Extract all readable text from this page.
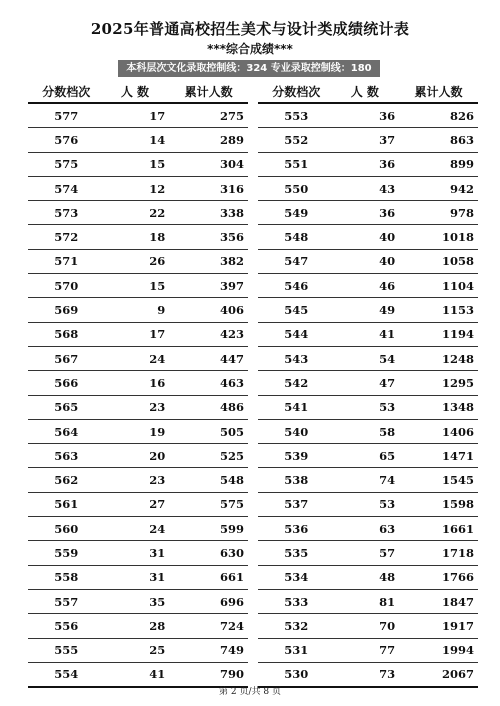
2025年普通高校招生美术与设计类成绩统计表
***综合成绩***
本科层次文化录取控制线：324 专业录取控制线：180
分数档次	人 数	累计人数
577	17	275
576	14	289
575	15	304
574	12	316
573	22	338
572	18	356
571	26	382
570	15	397
569	9	406
568	17	423
567	24	447
566	16	463
565	23	486
564	19	505
563	20	525
562	23	548
561	27	575
560	24	599
559	31	630
558	31	661
557	35	696
556	28	724
555	25	749
554	41	790
分数档次	人 数	累计人数
553	36	826
552	37	863
551	36	899
550	43	942
549	36	978
548	40	1018
547	40	1058
546	46	1104
545	49	1153
544	41	1194
543	54	1248
542	47	1295
541	53	1348
540	58	1406
539	65	1471
538	74	1545
537	53	1598
536	63	1661
535	57	1718
534	48	1766
533	81	1847
532	70	1917
531	77	1994
530	73	2067
第 2 页/共 8 页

To be done
Every entry above is to be set down exactly; the pictures are to be left out.

Solution to this problem
Extract all readable text from this page.
2025年普通高校招生美术与设计类成绩统计表
***综合成绩***
本科层次文化录取控制线：324 专业录取控制线：180
分数档次	人 数	累计人数
577	17	275
576	14	289
575	15	304
574	12	316
573	22	338
572	18	356
571	26	382
570	15	397
569	9	406
568	17	423
567	24	447
566	16	463
565	23	486
564	19	505
563	20	525
562	23	548
561	27	575
560	24	599
559	31	630
558	31	661
557	35	696
556	28	724
555	25	749
554	41	790
分数档次	人 数	累计人数
553	36	826
552	37	863
551	36	899
550	43	942
549	36	978
548	40	1018
547	40	1058
546	46	1104
545	49	1153
544	41	1194
543	54	1248
542	47	1295
541	53	1348
540	58	1406
539	65	1471
538	74	1545
537	53	1598
536	63	1661
535	57	1718
534	48	1766
533	81	1847
532	70	1917
531	77	1994
530	73	2067
第 2 页/共 8 页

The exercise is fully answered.